▶ _Goal of the exercise_: Produce a verbatim copy of the entries listed below.
··· Source material ···
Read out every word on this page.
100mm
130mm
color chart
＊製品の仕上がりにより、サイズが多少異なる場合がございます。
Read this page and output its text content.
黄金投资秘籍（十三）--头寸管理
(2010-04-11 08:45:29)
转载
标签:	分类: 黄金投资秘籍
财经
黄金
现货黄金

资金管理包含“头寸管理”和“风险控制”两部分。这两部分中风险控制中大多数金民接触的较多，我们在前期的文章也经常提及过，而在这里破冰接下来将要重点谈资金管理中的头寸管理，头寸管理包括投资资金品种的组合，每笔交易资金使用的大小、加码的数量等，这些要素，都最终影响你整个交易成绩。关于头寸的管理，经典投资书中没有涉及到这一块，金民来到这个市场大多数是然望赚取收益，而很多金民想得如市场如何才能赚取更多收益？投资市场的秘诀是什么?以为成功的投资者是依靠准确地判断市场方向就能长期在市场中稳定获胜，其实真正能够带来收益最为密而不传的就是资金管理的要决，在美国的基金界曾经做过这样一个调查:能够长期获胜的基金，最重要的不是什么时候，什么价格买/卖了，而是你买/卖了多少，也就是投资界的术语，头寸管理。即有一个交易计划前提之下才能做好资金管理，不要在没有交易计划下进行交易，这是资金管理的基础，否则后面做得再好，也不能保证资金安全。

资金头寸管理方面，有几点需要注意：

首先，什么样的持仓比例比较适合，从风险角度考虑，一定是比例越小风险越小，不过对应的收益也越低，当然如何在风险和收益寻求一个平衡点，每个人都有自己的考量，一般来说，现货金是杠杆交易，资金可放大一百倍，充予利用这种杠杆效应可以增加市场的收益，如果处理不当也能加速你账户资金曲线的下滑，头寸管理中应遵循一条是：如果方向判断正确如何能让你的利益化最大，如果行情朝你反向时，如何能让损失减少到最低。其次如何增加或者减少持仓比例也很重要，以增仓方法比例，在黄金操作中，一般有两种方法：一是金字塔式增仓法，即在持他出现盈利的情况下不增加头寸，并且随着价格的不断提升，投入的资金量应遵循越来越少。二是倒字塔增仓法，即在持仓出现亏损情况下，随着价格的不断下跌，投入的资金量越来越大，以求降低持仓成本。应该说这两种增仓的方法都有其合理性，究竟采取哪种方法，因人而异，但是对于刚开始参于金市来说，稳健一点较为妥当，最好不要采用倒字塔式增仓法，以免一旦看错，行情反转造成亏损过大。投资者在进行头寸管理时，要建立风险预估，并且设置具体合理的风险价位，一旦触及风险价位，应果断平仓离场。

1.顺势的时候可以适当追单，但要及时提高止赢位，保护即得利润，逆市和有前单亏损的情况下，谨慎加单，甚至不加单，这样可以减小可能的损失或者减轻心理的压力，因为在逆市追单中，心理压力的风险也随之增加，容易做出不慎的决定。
···
▶ _Reply to the exercise_:
Read out every word on this page.
100mm
130mm
color chart
＊製品の仕上がりにより、サイズが多少異なる場合がございます。
Read this page and output its text content.
黄金投资秘籍（十三）--头寸管理
(2010-04-11 08:45:29)
转载
标签:	分类: 黄金投资秘籍
财经
黄金
现货黄金

资金管理包含“头寸管理”和“风险控制”两部分。这两部分中风险控制中大多数金民接触的较多，我们在前期的文章也经常提及过，而在这里破冰接下来将要重点谈资金管理中的头寸管理，头寸管理包括投资资金品种的组合，每笔交易资金使用的大小、加码的数量等，这些要素，都最终影响你整个交易成绩。关于头寸的管理，经典投资书中没有涉及到这一块，金民来到这个市场大多数是然望赚取收益，而很多金民想得如市场如何才能赚取更多收益？投资市场的秘诀是什么?以为成功的投资者是依靠准确地判断市场方向就能长期在市场中稳定获胜，其实真正能够带来收益最为密而不传的就是资金管理的要决，在美国的基金界曾经做过这样一个调查:能够长期获胜的基金，最重要的不是什么时候，什么价格买/卖了，而是你买/卖了多少，也就是投资界的术语，头寸管理。即有一个交易计划前提之下才能做好资金管理，不要在没有交易计划下进行交易，这是资金管理的基础，否则后面做得再好，也不能保证资金安全。

资金头寸管理方面，有几点需要注意：

首先，什么样的持仓比例比较适合，从风险角度考虑，一定是比例越小风险越小，不过对应的收益也越低，当然如何在风险和收益寻求一个平衡点，每个人都有自己的考量，一般来说，现货金是杠杆交易，资金可放大一百倍，充予利用这种杠杆效应可以增加市场的收益，如果处理不当也能加速你账户资金曲线的下滑，头寸管理中应遵循一条是：如果方向判断正确如何能让你的利益化最大，如果行情朝你反向时，如何能让损失减少到最低。其次如何增加或者减少持仓比例也很重要，以增仓方法比例，在黄金操作中，一般有两种方法：一是金字塔式增仓法，即在持他出现盈利的情况下不增加头寸，并且随着价格的不断提升，投入的资金量应遵循越来越少。二是倒字塔增仓法，即在持仓出现亏损情况下，随着价格的不断下跌，投入的资金量越来越大，以求降低持仓成本。应该说这两种增仓的方法都有其合理性，究竟采取哪种方法，因人而异，但是对于刚开始参于金市来说，稳健一点较为妥当，最好不要采用倒字塔式增仓法，以免一旦看错，行情反转造成亏损过大。投资者在进行头寸管理时，要建立风险预估，并且设置具体合理的风险价位，一旦触及风险价位，应果断平仓离场。

1.顺势的时候可以适当追单，但要及时提高止赢位，保护即得利润，逆市和有前单亏损的情况下，谨慎加单，甚至不加单，这样可以减小可能的损失或者减轻心理的压力，因为在逆市追单中，心理压力的风险也随之增加，容易做出不慎的决定。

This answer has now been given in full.